Recorded data
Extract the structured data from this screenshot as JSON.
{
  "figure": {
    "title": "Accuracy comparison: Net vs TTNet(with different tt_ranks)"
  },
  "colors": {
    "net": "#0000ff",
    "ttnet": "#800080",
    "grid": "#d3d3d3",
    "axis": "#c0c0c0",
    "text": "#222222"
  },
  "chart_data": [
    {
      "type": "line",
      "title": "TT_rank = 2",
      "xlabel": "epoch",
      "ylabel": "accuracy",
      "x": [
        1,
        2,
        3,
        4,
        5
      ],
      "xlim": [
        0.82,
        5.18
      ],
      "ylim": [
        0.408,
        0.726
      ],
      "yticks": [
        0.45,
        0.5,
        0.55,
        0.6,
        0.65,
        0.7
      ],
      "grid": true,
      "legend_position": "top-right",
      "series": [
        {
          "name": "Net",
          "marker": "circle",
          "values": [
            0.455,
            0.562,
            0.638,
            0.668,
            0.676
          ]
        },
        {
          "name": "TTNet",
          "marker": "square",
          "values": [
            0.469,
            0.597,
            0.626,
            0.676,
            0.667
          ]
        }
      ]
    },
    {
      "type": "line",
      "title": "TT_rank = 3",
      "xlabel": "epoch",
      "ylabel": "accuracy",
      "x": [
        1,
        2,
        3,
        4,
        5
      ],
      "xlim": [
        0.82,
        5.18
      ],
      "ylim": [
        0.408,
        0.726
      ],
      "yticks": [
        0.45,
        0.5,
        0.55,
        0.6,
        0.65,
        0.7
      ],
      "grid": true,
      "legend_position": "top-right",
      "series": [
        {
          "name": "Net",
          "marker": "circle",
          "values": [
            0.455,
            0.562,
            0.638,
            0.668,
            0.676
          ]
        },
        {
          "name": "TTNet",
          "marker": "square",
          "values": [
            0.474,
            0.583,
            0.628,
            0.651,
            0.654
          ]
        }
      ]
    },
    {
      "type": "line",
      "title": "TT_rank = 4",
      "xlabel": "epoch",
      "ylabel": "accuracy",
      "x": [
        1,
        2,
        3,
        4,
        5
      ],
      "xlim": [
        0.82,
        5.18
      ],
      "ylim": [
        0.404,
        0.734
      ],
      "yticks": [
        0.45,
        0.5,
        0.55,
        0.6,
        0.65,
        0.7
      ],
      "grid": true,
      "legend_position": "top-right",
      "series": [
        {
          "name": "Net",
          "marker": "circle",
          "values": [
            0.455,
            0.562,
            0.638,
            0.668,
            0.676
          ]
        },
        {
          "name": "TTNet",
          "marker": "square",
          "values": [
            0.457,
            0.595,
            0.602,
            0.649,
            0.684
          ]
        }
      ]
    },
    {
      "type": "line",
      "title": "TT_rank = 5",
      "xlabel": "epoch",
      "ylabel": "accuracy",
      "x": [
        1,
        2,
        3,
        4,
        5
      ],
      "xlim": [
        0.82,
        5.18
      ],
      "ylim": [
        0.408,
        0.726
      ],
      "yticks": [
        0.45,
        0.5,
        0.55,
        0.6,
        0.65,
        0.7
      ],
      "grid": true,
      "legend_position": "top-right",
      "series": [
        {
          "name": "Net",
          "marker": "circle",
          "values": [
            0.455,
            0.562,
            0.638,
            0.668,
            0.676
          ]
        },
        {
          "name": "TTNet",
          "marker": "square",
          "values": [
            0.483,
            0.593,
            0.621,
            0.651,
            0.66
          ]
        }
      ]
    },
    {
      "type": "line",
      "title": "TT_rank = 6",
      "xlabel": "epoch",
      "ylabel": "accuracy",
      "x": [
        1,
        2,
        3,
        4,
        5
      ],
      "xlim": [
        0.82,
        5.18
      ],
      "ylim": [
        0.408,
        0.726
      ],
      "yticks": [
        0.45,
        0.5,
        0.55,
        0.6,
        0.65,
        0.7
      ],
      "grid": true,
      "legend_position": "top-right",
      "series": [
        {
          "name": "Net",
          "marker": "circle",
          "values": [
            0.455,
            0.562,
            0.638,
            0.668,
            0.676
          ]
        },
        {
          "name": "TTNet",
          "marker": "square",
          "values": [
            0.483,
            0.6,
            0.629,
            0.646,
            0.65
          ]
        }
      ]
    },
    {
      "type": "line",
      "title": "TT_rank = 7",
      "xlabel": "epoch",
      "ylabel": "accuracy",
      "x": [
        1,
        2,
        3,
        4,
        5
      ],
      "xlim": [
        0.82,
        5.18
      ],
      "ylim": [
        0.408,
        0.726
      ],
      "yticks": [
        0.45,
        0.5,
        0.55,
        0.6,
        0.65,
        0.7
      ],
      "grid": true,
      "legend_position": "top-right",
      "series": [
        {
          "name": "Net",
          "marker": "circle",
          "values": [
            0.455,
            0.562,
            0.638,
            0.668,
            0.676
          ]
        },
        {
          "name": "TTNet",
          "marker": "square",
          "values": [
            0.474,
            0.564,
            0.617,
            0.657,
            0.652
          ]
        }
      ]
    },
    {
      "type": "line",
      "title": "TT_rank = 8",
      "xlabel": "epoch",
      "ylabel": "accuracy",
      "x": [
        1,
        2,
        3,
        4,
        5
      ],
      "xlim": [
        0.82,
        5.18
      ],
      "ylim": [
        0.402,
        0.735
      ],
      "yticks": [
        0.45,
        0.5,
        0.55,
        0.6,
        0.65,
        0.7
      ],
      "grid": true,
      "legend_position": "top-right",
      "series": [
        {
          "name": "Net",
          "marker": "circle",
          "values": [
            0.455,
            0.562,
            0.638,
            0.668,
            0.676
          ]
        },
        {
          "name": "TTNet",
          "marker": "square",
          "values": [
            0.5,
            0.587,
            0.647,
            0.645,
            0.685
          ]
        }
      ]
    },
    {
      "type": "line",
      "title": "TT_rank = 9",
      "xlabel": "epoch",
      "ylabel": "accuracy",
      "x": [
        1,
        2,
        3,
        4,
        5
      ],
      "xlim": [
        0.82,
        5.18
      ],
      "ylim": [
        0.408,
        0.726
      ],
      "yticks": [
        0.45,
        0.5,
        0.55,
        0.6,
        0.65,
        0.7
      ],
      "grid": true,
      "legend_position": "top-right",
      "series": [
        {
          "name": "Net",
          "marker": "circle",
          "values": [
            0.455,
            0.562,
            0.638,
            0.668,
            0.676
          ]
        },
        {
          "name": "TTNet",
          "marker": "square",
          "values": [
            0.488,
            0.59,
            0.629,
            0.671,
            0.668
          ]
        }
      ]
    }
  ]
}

What the task asks: Output the entries verbatim.

Problem solution:
Extract the structured data from this screenshot as JSON.
{
  "figure": {
    "title": "Accuracy comparison: Net vs TTNet(with different tt_ranks)"
  },
  "colors": {
    "net": "#0000ff",
    "ttnet": "#800080",
    "grid": "#d3d3d3",
    "axis": "#c0c0c0",
    "text": "#222222"
  },
  "chart_data": [
    {
      "type": "line",
      "title": "TT_rank = 2",
      "xlabel": "epoch",
      "ylabel": "accuracy",
      "x": [
        1,
        2,
        3,
        4,
        5
      ],
      "xlim": [
        0.82,
        5.18
      ],
      "ylim": [
        0.408,
        0.726
      ],
      "yticks": [
        0.45,
        0.5,
        0.55,
        0.6,
        0.65,
        0.7
      ],
      "grid": true,
      "legend_position": "top-right",
      "series": [
        {
          "name": "Net",
          "marker": "circle",
          "values": [
            0.455,
            0.562,
            0.638,
            0.668,
            0.676
          ]
        },
        {
          "name": "TTNet",
          "marker": "square",
          "values": [
            0.469,
            0.597,
            0.626,
            0.676,
            0.667
          ]
        }
      ]
    },
    {
      "type": "line",
      "title": "TT_rank = 3",
      "xlabel": "epoch",
      "ylabel": "accuracy",
      "x": [
        1,
        2,
        3,
        4,
        5
      ],
      "xlim": [
        0.82,
        5.18
      ],
      "ylim": [
        0.408,
        0.726
      ],
      "yticks": [
        0.45,
        0.5,
        0.55,
        0.6,
        0.65,
        0.7
      ],
      "grid": true,
      "legend_position": "top-right",
      "series": [
        {
          "name": "Net",
          "marker": "circle",
          "values": [
            0.455,
            0.562,
            0.638,
            0.668,
            0.676
          ]
        },
        {
          "name": "TTNet",
          "marker": "square",
          "values": [
            0.474,
            0.583,
            0.628,
            0.651,
            0.654
          ]
        }
      ]
    },
    {
      "type": "line",
      "title": "TT_rank = 4",
      "xlabel": "epoch",
      "ylabel": "accuracy",
      "x": [
        1,
        2,
        3,
        4,
        5
      ],
      "xlim": [
        0.82,
        5.18
      ],
      "ylim": [
        0.404,
        0.734
      ],
      "yticks": [
        0.45,
        0.5,
        0.55,
        0.6,
        0.65,
        0.7
      ],
      "grid": true,
      "legend_position": "top-right",
      "series": [
        {
          "name": "Net",
          "marker": "circle",
          "values": [
            0.455,
            0.562,
            0.638,
            0.668,
            0.676
          ]
        },
        {
          "name": "TTNet",
          "marker": "square",
          "values": [
            0.457,
            0.595,
            0.602,
            0.649,
            0.684
          ]
        }
      ]
    },
    {
      "type": "line",
      "title": "TT_rank = 5",
      "xlabel": "epoch",
      "ylabel": "accuracy",
      "x": [
        1,
        2,
        3,
        4,
        5
      ],
      "xlim": [
        0.82,
        5.18
      ],
      "ylim": [
        0.408,
        0.726
      ],
      "yticks": [
        0.45,
        0.5,
        0.55,
        0.6,
        0.65,
        0.7
      ],
      "grid": true,
      "legend_position": "top-right",
      "series": [
        {
          "name": "Net",
          "marker": "circle",
          "values": [
            0.455,
            0.562,
            0.638,
            0.668,
            0.676
          ]
        },
        {
          "name": "TTNet",
          "marker": "square",
          "values": [
            0.483,
            0.593,
            0.621,
            0.651,
            0.66
          ]
        }
      ]
    },
    {
      "type": "line",
      "title": "TT_rank = 6",
      "xlabel": "epoch",
      "ylabel": "accuracy",
      "x": [
        1,
        2,
        3,
        4,
        5
      ],
      "xlim": [
        0.82,
        5.18
      ],
      "ylim": [
        0.408,
        0.726
      ],
      "yticks": [
        0.45,
        0.5,
        0.55,
        0.6,
        0.65,
        0.7
      ],
      "grid": true,
      "legend_position": "top-right",
      "series": [
        {
          "name": "Net",
          "marker": "circle",
          "values": [
            0.455,
            0.562,
            0.638,
            0.668,
            0.676
          ]
        },
        {
          "name": "TTNet",
          "marker": "square",
          "values": [
            0.483,
            0.6,
            0.629,
            0.646,
            0.65
          ]
        }
      ]
    },
    {
      "type": "line",
      "title": "TT_rank = 7",
      "xlabel": "epoch",
      "ylabel": "accuracy",
      "x": [
        1,
        2,
        3,
        4,
        5
      ],
      "xlim": [
        0.82,
        5.18
      ],
      "ylim": [
        0.408,
        0.726
      ],
      "yticks": [
        0.45,
        0.5,
        0.55,
        0.6,
        0.65,
        0.7
      ],
      "grid": true,
      "legend_position": "top-right",
      "series": [
        {
          "name": "Net",
          "marker": "circle",
          "values": [
            0.455,
            0.562,
            0.638,
            0.668,
            0.676
          ]
        },
        {
          "name": "TTNet",
          "marker": "square",
          "values": [
            0.474,
            0.564,
            0.617,
            0.657,
            0.652
          ]
        }
      ]
    },
    {
      "type": "line",
      "title": "TT_rank = 8",
      "xlabel": "epoch",
      "ylabel": "accuracy",
      "x": [
        1,
        2,
        3,
        4,
        5
      ],
      "xlim": [
        0.82,
        5.18
      ],
      "ylim": [
        0.402,
        0.735
      ],
      "yticks": [
        0.45,
        0.5,
        0.55,
        0.6,
        0.65,
        0.7
      ],
      "grid": true,
      "legend_position": "top-right",
      "series": [
        {
          "name": "Net",
          "marker": "circle",
          "values": [
            0.455,
            0.562,
            0.638,
            0.668,
            0.676
          ]
        },
        {
          "name": "TTNet",
          "marker": "square",
          "values": [
            0.5,
            0.587,
            0.647,
            0.645,
            0.685
          ]
        }
      ]
    },
    {
      "type": "line",
      "title": "TT_rank = 9",
      "xlabel": "epoch",
      "ylabel": "accuracy",
      "x": [
        1,
        2,
        3,
        4,
        5
      ],
      "xlim": [
        0.82,
        5.18
      ],
      "ylim": [
        0.408,
        0.726
      ],
      "yticks": [
        0.45,
        0.5,
        0.55,
        0.6,
        0.65,
        0.7
      ],
      "grid": true,
      "legend_position": "top-right",
      "series": [
        {
          "name": "Net",
          "marker": "circle",
          "values": [
            0.455,
            0.562,
            0.638,
            0.668,
            0.676
          ]
        },
        {
          "name": "TTNet",
          "marker": "square",
          "values": [
            0.488,
            0.59,
            0.629,
            0.671,
            0.668
          ]
        }
      ]
    }
  ]
}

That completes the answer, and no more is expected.